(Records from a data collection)

+ + + + +

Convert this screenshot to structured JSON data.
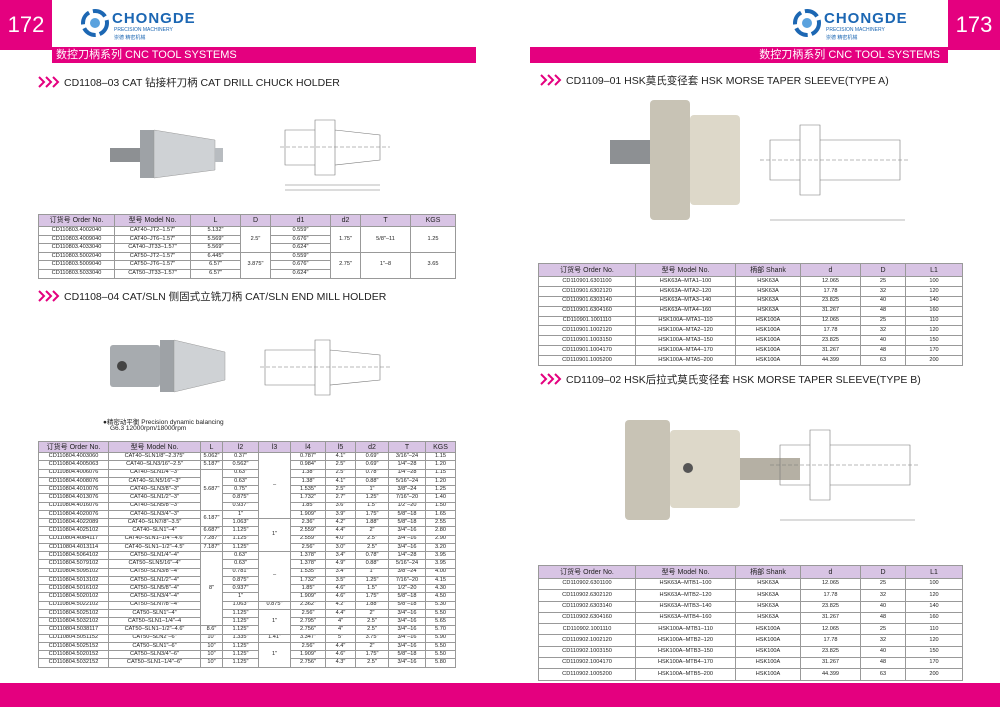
{
  "left": {
    "page_number": "172",
    "brand": "CHONGDE",
    "brand_sub": "PRECISION MACHINERY",
    "brand_cn": "崇德 精密机械",
    "banner": "数控刀柄系列 CNC TOOL SYSTEMS",
    "section1": {
      "title": "CD1108–03 CAT 钻接杆刀柄   CAT DRILL CHUCK HOLDER",
      "table": {
        "headers": [
          "订货号 Order No.",
          "型号 Model No.",
          "L",
          "D",
          "d1",
          "d2",
          "T",
          "KGS"
        ],
        "rows": [
          [
            "CD110803.4002040",
            "CAT40–JT2–1.57\"",
            "5.132\"",
            "2.5\"",
            "0.559\"",
            "1.75\"",
            "5/8\"–11",
            "1.25"
          ],
          [
            "CD110803.4009040",
            "CAT40–JT6–1.57\"",
            "5.569\"",
            null,
            "0.676\"",
            null,
            null,
            null
          ],
          [
            "CD110803.4033040",
            "CAT40–JT33–1.57\"",
            "5.569\"",
            null,
            "0.624\"",
            null,
            null,
            null
          ],
          [
            "CD110803.5002040",
            "CAT50–JT2–1.57\"",
            "6.445\"",
            "3.875\"",
            "0.559\"",
            "2.75\"",
            "1\"–8",
            "3.65"
          ],
          [
            "CD110803.5009040",
            "CAT50–JT6–1.57\"",
            "6.57\"",
            null,
            "0.676\"",
            null,
            null,
            null
          ],
          [
            "CD110803.5033040",
            "CAT50–JT33–1.57\"",
            "6.57\"",
            null,
            "0.624\"",
            null,
            null,
            null
          ]
        ]
      }
    },
    "section2": {
      "title": "CD1108–04 CAT/SLN 侧固式立铣刀柄  CAT/SLN  END MILL HOLDER",
      "note": [
        "●精密动平衡 Precision dynamic balancing",
        "G6.3 12000rpm/18000rpm"
      ],
      "table": {
        "headers": [
          "订货号 Order No.",
          "型号 Model No.",
          "L",
          "l2",
          "l3",
          "l4",
          "l5",
          "d2",
          "T",
          "KGS"
        ],
        "rows": [
          [
            "CD110804.4003060",
            "CAT40–SLN1/8\"–2.375\"",
            "5.062\"",
            "0.37\"",
            "–",
            "0.787\"",
            "4.1\"",
            "0.69\"",
            "3/16\"–24",
            "1.15"
          ],
          [
            "CD110804.4005063",
            "CAT40–SLN3/16\"–2.5\"",
            "5.187\"",
            "0.562\"",
            null,
            "0.984\"",
            "2.5\"",
            "0.69\"",
            "1/4\"–28",
            "1.20"
          ],
          [
            "CD110804.4006076",
            "CAT40–SLN1/4\"–3\"",
            "5.687\"",
            "0.63\"",
            null,
            "1.38\"",
            "2.5\"",
            "0.78\"",
            "1/4\"–28",
            "1.15"
          ],
          [
            "CD110804.4008076",
            "CAT40–SLN5/16\"–3\"",
            null,
            "0.63\"",
            null,
            "1.38\"",
            "4.1\"",
            "0.88\"",
            "5/16\"–24",
            "1.20"
          ],
          [
            "CD110804.4010076",
            "CAT40–SLN3/8\"–3\"",
            null,
            "0.75\"",
            null,
            "1.535\"",
            "2.5\"",
            "1\"",
            "3/8\"–24",
            "1.25"
          ],
          [
            "CD110804.4013076",
            "CAT40–SLN1/2\"–3\"",
            null,
            "0.875\"",
            null,
            "1.732\"",
            "2.7\"",
            "1.25\"",
            "7/16\"–20",
            "1.40"
          ],
          [
            "CD110804.4016076",
            "CAT40–SLN5/8\"–3\"",
            null,
            "0.937\"",
            null,
            "1.85\"",
            "3.6\"",
            "1.5\"",
            "1/2\"–20",
            "1.50"
          ],
          [
            "CD110804.4020076",
            "CAT40–SLN3/4\"–3\"",
            "6.187\"",
            "1\"",
            null,
            "1.909\"",
            "3.9\"",
            "1.75\"",
            "5/8\"–18",
            "1.65"
          ],
          [
            "CD110804.4022089",
            "CAT40–SLN7/8\"–3.5\"",
            null,
            "1.063\"",
            "1\"",
            "2.36\"",
            "4.2\"",
            "1.88\"",
            "5/8\"–18",
            "2.55"
          ],
          [
            "CD110804.4025102",
            "CAT40–SLN1\"–4\"",
            "6.687\"",
            "1.125\"",
            null,
            "2.559\"",
            "4.4\"",
            "2\"",
            "3/4\"–16",
            "2.80"
          ],
          [
            "CD110804.4084117",
            "CAT40–SLN1–1/4\"–4.6\"",
            "7.287\"",
            "1.125\"",
            null,
            "2.559\"",
            "4.0\"",
            "2.5\"",
            "3/4\"–16",
            "2.90"
          ],
          [
            "CD110804.4013114",
            "CAT40–SLN1–1/2\"–4.5\"",
            "7.187\"",
            "1.125\"",
            null,
            "2.56\"",
            "3.0\"",
            "2.5\"",
            "3/4\"–16",
            "3.20"
          ],
          [
            "CD110804.5064102",
            "CAT50–SLN1/4\"–4\"",
            "8\"",
            "0.63\"",
            "–",
            "1.378\"",
            "3.4\"",
            "0.78\"",
            "1/4\"–28",
            "3.95"
          ],
          [
            "CD110804.5079102",
            "CAT50–SLN5/16\"–4\"",
            null,
            "0.63\"",
            null,
            "1.378\"",
            "4.9\"",
            "0.88\"",
            "5/16\"–24",
            "3.95"
          ],
          [
            "CD110804.5095102",
            "CAT50–SLN3/8\"–4\"",
            null,
            "0.781\"",
            null,
            "1.535\"",
            "3.4\"",
            "1\"",
            "3/8\"–24",
            "4.00"
          ],
          [
            "CD110804.5013102",
            "CAT50–SLN1/2\"–4\"",
            null,
            "0.875\"",
            null,
            "1.732\"",
            "3.5\"",
            "1.25\"",
            "7/16\"–20",
            "4.15"
          ],
          [
            "CD110804.5016102",
            "CAT50–SLN5/8\"–4\"",
            null,
            "0.937\"",
            null,
            "1.85\"",
            "4.6\"",
            "1.5\"",
            "1/2\"–20",
            "4.30"
          ],
          [
            "CD110804.5020102",
            "CAT50–SLN3/4\"–4\"",
            null,
            "1\"",
            null,
            "1.909\"",
            "4.6\"",
            "1.75\"",
            "5/8\"–18",
            "4.50"
          ],
          [
            "CD110804.5022102",
            "CAT50–SLN7/8\"–4\"",
            null,
            "1.063\"",
            "0.875\"",
            "2.362\"",
            "4.2\"",
            "1.88\"",
            "5/8\"–18",
            "5.30"
          ],
          [
            "CD110804.5025102",
            "CAT50–SLN1\"–4\"",
            null,
            "1.125\"",
            "1\"",
            "2.56\"",
            "4.4\"",
            "2\"",
            "3/4\"–16",
            "5.50"
          ],
          [
            "CD110804.5032102",
            "CAT50–SLN1–1/4\"–4",
            null,
            "1.125\"",
            null,
            "2.795\"",
            "4\"",
            "2.5\"",
            "3/4\"–16",
            "5.65"
          ],
          [
            "CD110804.5038117",
            "CAT50–SLN1–1/2\"–4.6\"",
            "8.6\"",
            "1.125\"",
            null,
            "2.756\"",
            "4\"",
            "2.5\"",
            "3/4\"–16",
            "5.70"
          ],
          [
            "CD110804.5051152",
            "CAT50–SLN2\"–6\"",
            "10\"",
            "1.335\"",
            "1.41\"",
            "3.347\"",
            "5\"",
            "3.75\"",
            "3/4\"–16",
            "5.90"
          ],
          [
            "CD110804.5025152",
            "CAT50–SLN1\"–6\"",
            "10\"",
            "1.125\"",
            "1\"",
            "2.56\"",
            "4.4\"",
            "2\"",
            "3/4\"–16",
            "5.50"
          ],
          [
            "CD110804.5020152",
            "CAT50–SLN3/4\"–6\"",
            "10\"",
            "1.125\"",
            null,
            "1.909\"",
            "4.6\"",
            "1.75\"",
            "5/8\"–18",
            "5.50"
          ],
          [
            "CD110804.5032152",
            "CAT50–SLN1–1/4\"–6\"",
            "10\"",
            "1.125\"",
            null,
            "2.756\"",
            "4.3\"",
            "2.5\"",
            "3/4\"–16",
            "5.80"
          ]
        ]
      }
    }
  },
  "right": {
    "page_number": "173",
    "brand": "CHONGDE",
    "brand_sub": "PRECISION MACHINERY",
    "brand_cn": "崇德 精密机械",
    "banner": "数控刀柄系列 CNC TOOL SYSTEMS",
    "section1": {
      "title": "CD1109–01 HSK莫氏变径套 HSK MORSE TAPER SLEEVE(TYPE A)",
      "table": {
        "headers": [
          "订货号 Order No.",
          "型号 Model No.",
          "柄部 Shank",
          "d",
          "D",
          "L1"
        ],
        "rows": [
          [
            "CD110901.6301100",
            "HSK63A–MTA1–100",
            "HSK63A",
            "12.065",
            "25",
            "100"
          ],
          [
            "CD110901.6302120",
            "HSK63A–MTA2–120",
            "HSK63A",
            "17.78",
            "32",
            "120"
          ],
          [
            "CD110901.6303140",
            "HSK63A–MTA3–140",
            "HSK63A",
            "23.825",
            "40",
            "140"
          ],
          [
            "CD110901.6304160",
            "HSK63A–MTA4–160",
            "HSK63A",
            "31.267",
            "48",
            "160"
          ],
          [
            "CD110901.1001110",
            "HSK100A–MTA1–110",
            "HSK100A",
            "12.065",
            "25",
            "110"
          ],
          [
            "CD110901.1002120",
            "HSK100A–MTA2–120",
            "HSK100A",
            "17.78",
            "32",
            "120"
          ],
          [
            "CD110901.1003150",
            "HSK100A–MTA3–150",
            "HSK100A",
            "23.825",
            "40",
            "150"
          ],
          [
            "CD110901.1004170",
            "HSK100A–MTA4–170",
            "HSK100A",
            "31.267",
            "48",
            "170"
          ],
          [
            "CD110901.1005200",
            "HSK100A–MTA5–200",
            "HSK100A",
            "44.399",
            "63",
            "200"
          ]
        ]
      }
    },
    "section2": {
      "title": "CD1109–02 HSK后拉式莫氏变径套 HSK MORSE TAPER SLEEVE(TYPE B)",
      "table": {
        "headers": [
          "订货号 Order No.",
          "型号 Model No.",
          "柄部 Shank",
          "d",
          "D",
          "L1"
        ],
        "rows": [
          [
            "CD110902.6301100",
            "HSK63A–MTB1–100",
            "HSK63A",
            "12.065",
            "25",
            "100"
          ],
          [
            "CD110902.6302120",
            "HSK63A–MTB2–120",
            "HSK63A",
            "17.78",
            "32",
            "120"
          ],
          [
            "CD110902.6303140",
            "HSK63A–MTB3–140",
            "HSK63A",
            "23.825",
            "40",
            "140"
          ],
          [
            "CD110902.6304160",
            "HSK63A–MTB4–160",
            "HSK63A",
            "31.267",
            "48",
            "160"
          ],
          [
            "CD110902.1001110",
            "HSK100A–MTB1–110",
            "HSK100A",
            "12.065",
            "25",
            "110"
          ],
          [
            "CD110902.1002120",
            "HSK100A–MTB2–120",
            "HSK100A",
            "17.78",
            "32",
            "120"
          ],
          [
            "CD110902.1003150",
            "HSK100A–MTB3–150",
            "HSK100A",
            "23.825",
            "40",
            "150"
          ],
          [
            "CD110902.1004170",
            "HSK100A–MTB4–170",
            "HSK100A",
            "31.267",
            "48",
            "170"
          ],
          [
            "CD110902.1005200",
            "HSK100A–MTB5–200",
            "HSK100A",
            "44.399",
            "63",
            "200"
          ]
        ]
      }
    }
  }
}
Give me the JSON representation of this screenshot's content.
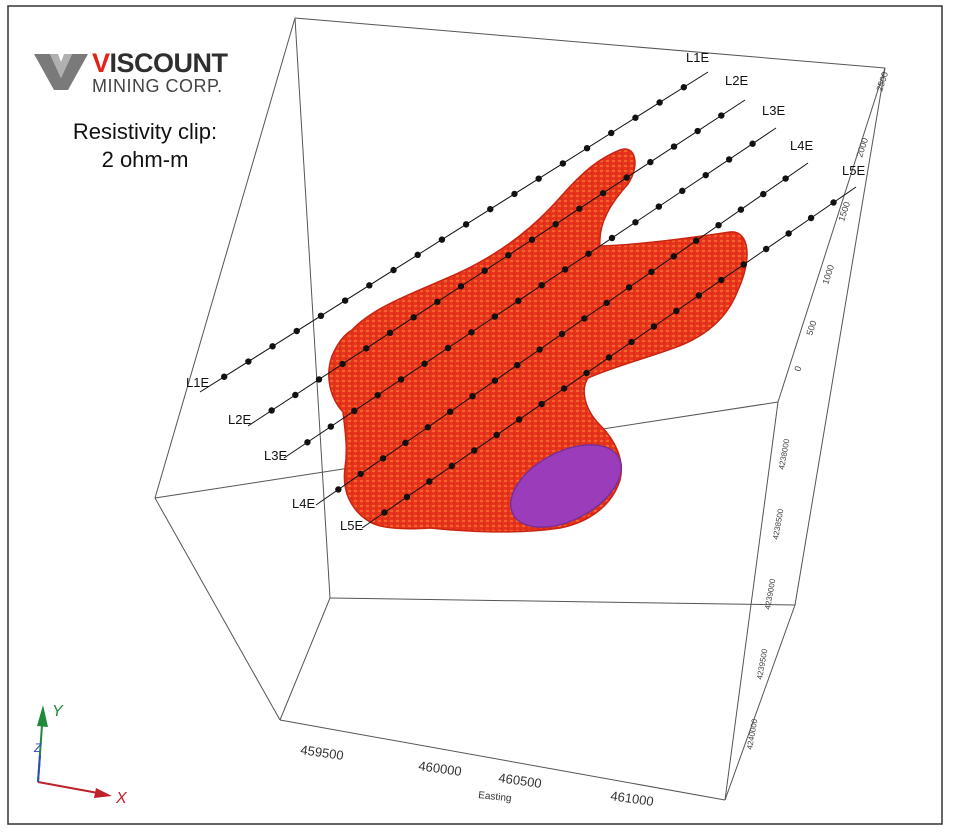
{
  "logo": {
    "accent_letter": "V",
    "word_rest": "ISCOUNT",
    "subtitle": "MINING CORP."
  },
  "annotation": {
    "line1": "Resistivity clip:",
    "line2": "2 ohm-m"
  },
  "survey_lines": [
    {
      "start_label": "L1E",
      "end_label": "L1E"
    },
    {
      "start_label": "L2E",
      "end_label": "L2E"
    },
    {
      "start_label": "L3E",
      "end_label": "L3E"
    },
    {
      "start_label": "L4E",
      "end_label": "L4E"
    },
    {
      "start_label": "L5E",
      "end_label": "L5E"
    }
  ],
  "easting_axis": {
    "title": "Easting",
    "ticks": [
      "459500",
      "460000",
      "460500",
      "461000"
    ]
  },
  "northing_axis": {
    "ticks": [
      "4238000",
      "4238500",
      "4239000",
      "4239500",
      "4240000"
    ]
  },
  "elevation_axis": {
    "ticks": [
      "2500",
      "2000",
      "1500",
      "1000",
      "500",
      "0"
    ]
  },
  "orientation_triad": {
    "x": "X",
    "y": "Y",
    "z": "Z"
  },
  "colors": {
    "body": "#e8341c",
    "body_highlight": "#f06a2a",
    "section": "#9b3dbb",
    "dot": "#111111",
    "x_axis": "#c0202a",
    "y_axis": "#1e8a3a",
    "z_axis": "#2a4cc0"
  }
}
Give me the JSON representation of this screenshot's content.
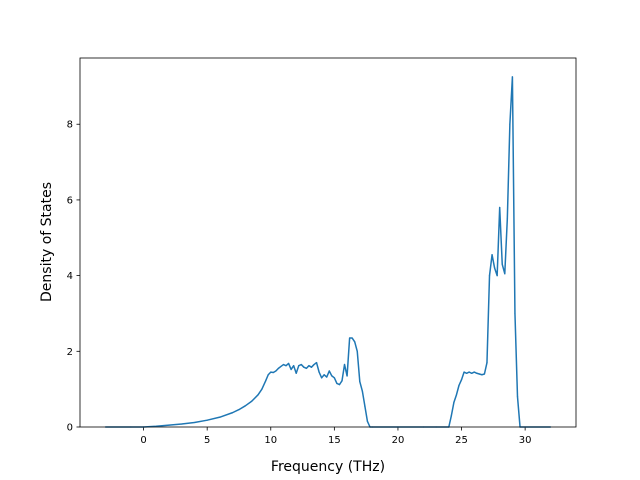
{
  "chart_data": {
    "type": "line",
    "title": "",
    "xlabel": "Frequency (THz)",
    "ylabel": "Density of States",
    "xlim": [
      -5.0,
      34.0
    ],
    "ylim": [
      0,
      9.75
    ],
    "xticks": [
      0,
      5,
      10,
      15,
      20,
      25,
      30
    ],
    "yticks": [
      0,
      2,
      4,
      6,
      8
    ],
    "grid": false,
    "legend": "none",
    "color": "#1f77b4",
    "series": [
      {
        "x": [
          -3.0,
          -1.0,
          0.0,
          1.0,
          2.0,
          3.0,
          4.0,
          5.0,
          6.0,
          7.0,
          7.5,
          8.0,
          8.5,
          9.0,
          9.3,
          9.6,
          9.8,
          10.0,
          10.2,
          10.4,
          10.6,
          10.8,
          11.0,
          11.2,
          11.4,
          11.6,
          11.8,
          12.0,
          12.2,
          12.4,
          12.6,
          12.8,
          13.0,
          13.2,
          13.4,
          13.6,
          13.8,
          14.0,
          14.2,
          14.4,
          14.6,
          14.8,
          15.0,
          15.2,
          15.4,
          15.6,
          15.8,
          16.0,
          16.2,
          16.4,
          16.6,
          16.8,
          17.0,
          17.2,
          17.4,
          17.6,
          17.8,
          18.0,
          20.0,
          22.0,
          23.0,
          24.0,
          24.2,
          24.4,
          24.6,
          24.8,
          25.0,
          25.2,
          25.4,
          25.6,
          25.8,
          26.0,
          26.2,
          26.4,
          26.6,
          26.8,
          27.0,
          27.2,
          27.4,
          27.6,
          27.8,
          28.0,
          28.2,
          28.4,
          28.6,
          28.8,
          29.0,
          29.2,
          29.4,
          29.6,
          32.0
        ],
        "y": [
          0.0,
          0.0,
          0.0,
          0.02,
          0.05,
          0.08,
          0.12,
          0.18,
          0.26,
          0.38,
          0.46,
          0.56,
          0.68,
          0.85,
          1.0,
          1.22,
          1.38,
          1.45,
          1.44,
          1.48,
          1.55,
          1.6,
          1.65,
          1.62,
          1.68,
          1.52,
          1.62,
          1.42,
          1.62,
          1.65,
          1.58,
          1.55,
          1.62,
          1.58,
          1.65,
          1.7,
          1.45,
          1.3,
          1.38,
          1.32,
          1.48,
          1.35,
          1.3,
          1.15,
          1.12,
          1.22,
          1.65,
          1.35,
          2.35,
          2.35,
          2.25,
          2.0,
          1.2,
          0.95,
          0.55,
          0.15,
          0.0,
          0.0,
          0.0,
          0.0,
          0.0,
          0.0,
          0.3,
          0.65,
          0.85,
          1.1,
          1.25,
          1.45,
          1.42,
          1.45,
          1.42,
          1.45,
          1.42,
          1.4,
          1.38,
          1.4,
          1.7,
          4.0,
          4.55,
          4.2,
          4.0,
          5.8,
          4.3,
          4.05,
          5.5,
          8.0,
          9.25,
          3.0,
          0.8,
          0.0,
          0.0
        ]
      }
    ]
  }
}
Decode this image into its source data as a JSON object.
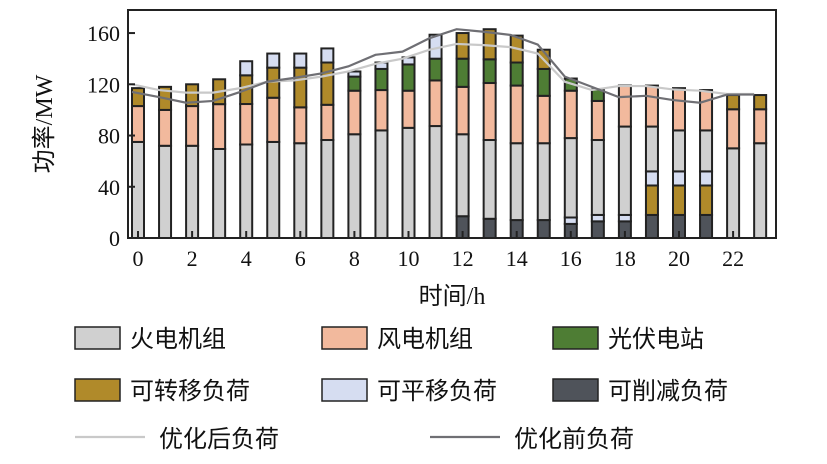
{
  "chart_data": {
    "type": "bar",
    "subtype": "stacked-bar-with-lines",
    "xlabel": "时间/h",
    "ylabel": "功率/MW",
    "ylim": [
      0,
      178
    ],
    "yticks": [
      0,
      40,
      80,
      120,
      160
    ],
    "xticks": [
      0,
      2,
      4,
      6,
      8,
      10,
      12,
      14,
      16,
      18,
      20,
      22
    ],
    "x": [
      0,
      1,
      2,
      3,
      4,
      5,
      6,
      7,
      8,
      9,
      10,
      11,
      12,
      13,
      14,
      15,
      16,
      17,
      18,
      19,
      20,
      21,
      22,
      23
    ],
    "legend_position": "bottom",
    "series": [
      {
        "name": "可削减负荷",
        "key": "cut",
        "color": "#4f535a",
        "values": [
          0,
          0,
          0,
          0,
          0,
          0,
          0,
          0,
          0,
          0,
          0,
          0,
          17,
          15,
          14,
          14,
          11,
          13,
          13,
          18,
          18,
          18,
          0,
          0
        ]
      },
      {
        "name": "可转移负荷(下部)",
        "key": "shift_low",
        "color": "#b08a2a",
        "legend": false,
        "values": [
          0,
          0,
          0,
          0,
          0,
          0,
          0,
          0,
          0,
          0,
          0,
          0,
          0,
          0,
          0,
          0,
          0,
          0,
          0,
          23,
          23,
          23,
          0,
          0
        ]
      },
      {
        "name": "可平移负荷(下部)",
        "key": "trans_low",
        "color": "#d6ddf1",
        "legend": false,
        "values": [
          0,
          0,
          0,
          0,
          0,
          0,
          0,
          0,
          0,
          0,
          0,
          0,
          0,
          0,
          0,
          0,
          5,
          5,
          5,
          11,
          11,
          11,
          0,
          0
        ]
      },
      {
        "name": "火电机组",
        "key": "coal",
        "color": "#d0d0d0",
        "values": [
          75,
          72,
          72,
          69.5,
          73,
          75,
          74,
          76.5,
          81,
          84,
          86,
          87.4,
          64,
          61.5,
          60,
          60,
          62,
          58.5,
          69,
          35,
          32,
          32,
          70,
          74
        ]
      },
      {
        "name": "风电机组",
        "key": "wind",
        "color": "#f2b99d",
        "values": [
          28,
          28,
          31,
          35,
          31.6,
          34.5,
          28,
          27.5,
          34,
          31.5,
          29,
          35.6,
          37,
          44.5,
          45,
          37,
          37,
          30.5,
          32,
          32,
          33,
          31.5,
          30.5,
          26.5
        ]
      },
      {
        "name": "光伏电站",
        "key": "pv",
        "color": "#4e7d34",
        "values": [
          0,
          0,
          0,
          0,
          0,
          0,
          0,
          0,
          11,
          16.5,
          20.5,
          17,
          22,
          18.5,
          18,
          21,
          9.5,
          9,
          0,
          0,
          0,
          0,
          0,
          0
        ]
      },
      {
        "name": "可转移负荷",
        "key": "shift",
        "color": "#b08a2a",
        "values": [
          14,
          18,
          17,
          19.4,
          22.4,
          23.5,
          31,
          33,
          0,
          0,
          0,
          0,
          20,
          23.5,
          21,
          15,
          0,
          0,
          0,
          0,
          0,
          0,
          11.1,
          11.1
        ]
      },
      {
        "name": "可平移负荷",
        "key": "trans",
        "color": "#d6ddf1",
        "values": [
          0,
          0,
          0,
          0,
          11,
          11,
          11,
          11,
          4,
          5,
          5.5,
          18.7,
          0,
          0,
          0,
          0,
          0,
          0,
          0,
          0,
          0,
          0,
          0,
          0
        ]
      }
    ],
    "lines": [
      {
        "name": "优化后负荷",
        "color": "#c9c9c9",
        "values": [
          120,
          115.5,
          113.5,
          113.5,
          117,
          122,
          123,
          126,
          130,
          136,
          140,
          147,
          151.5,
          150.6,
          149,
          144,
          122,
          115.5,
          118.6,
          118.6,
          116,
          115,
          112.4,
          112.4
        ]
      },
      {
        "name": "优化前负荷",
        "color": "#6f6f74",
        "values": [
          114,
          110,
          105.6,
          107,
          114,
          122,
          125,
          128.5,
          134,
          143,
          145.5,
          156,
          163,
          161,
          158.5,
          151,
          126,
          118,
          110,
          111,
          107.7,
          105.6,
          112,
          112
        ]
      }
    ],
    "legend": [
      {
        "label": "火电机组",
        "type": "box",
        "color": "#d0d0d0"
      },
      {
        "label": "风电机组",
        "type": "box",
        "color": "#f2b99d"
      },
      {
        "label": "光伏电站",
        "type": "box",
        "color": "#4e7d34"
      },
      {
        "label": "可转移负荷",
        "type": "box",
        "color": "#b08a2a"
      },
      {
        "label": "可平移负荷",
        "type": "box",
        "color": "#d6ddf1"
      },
      {
        "label": "可削减负荷",
        "type": "box",
        "color": "#4f535a"
      },
      {
        "label": "优化后负荷",
        "type": "line",
        "color": "#c9c9c9"
      },
      {
        "label": "优化前负荷",
        "type": "line",
        "color": "#6f6f74"
      }
    ]
  }
}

+ + + + +

### What you should do
State how many lines of the listing above include the word "TAPER". Give nothing but the number.

### Exercise output
2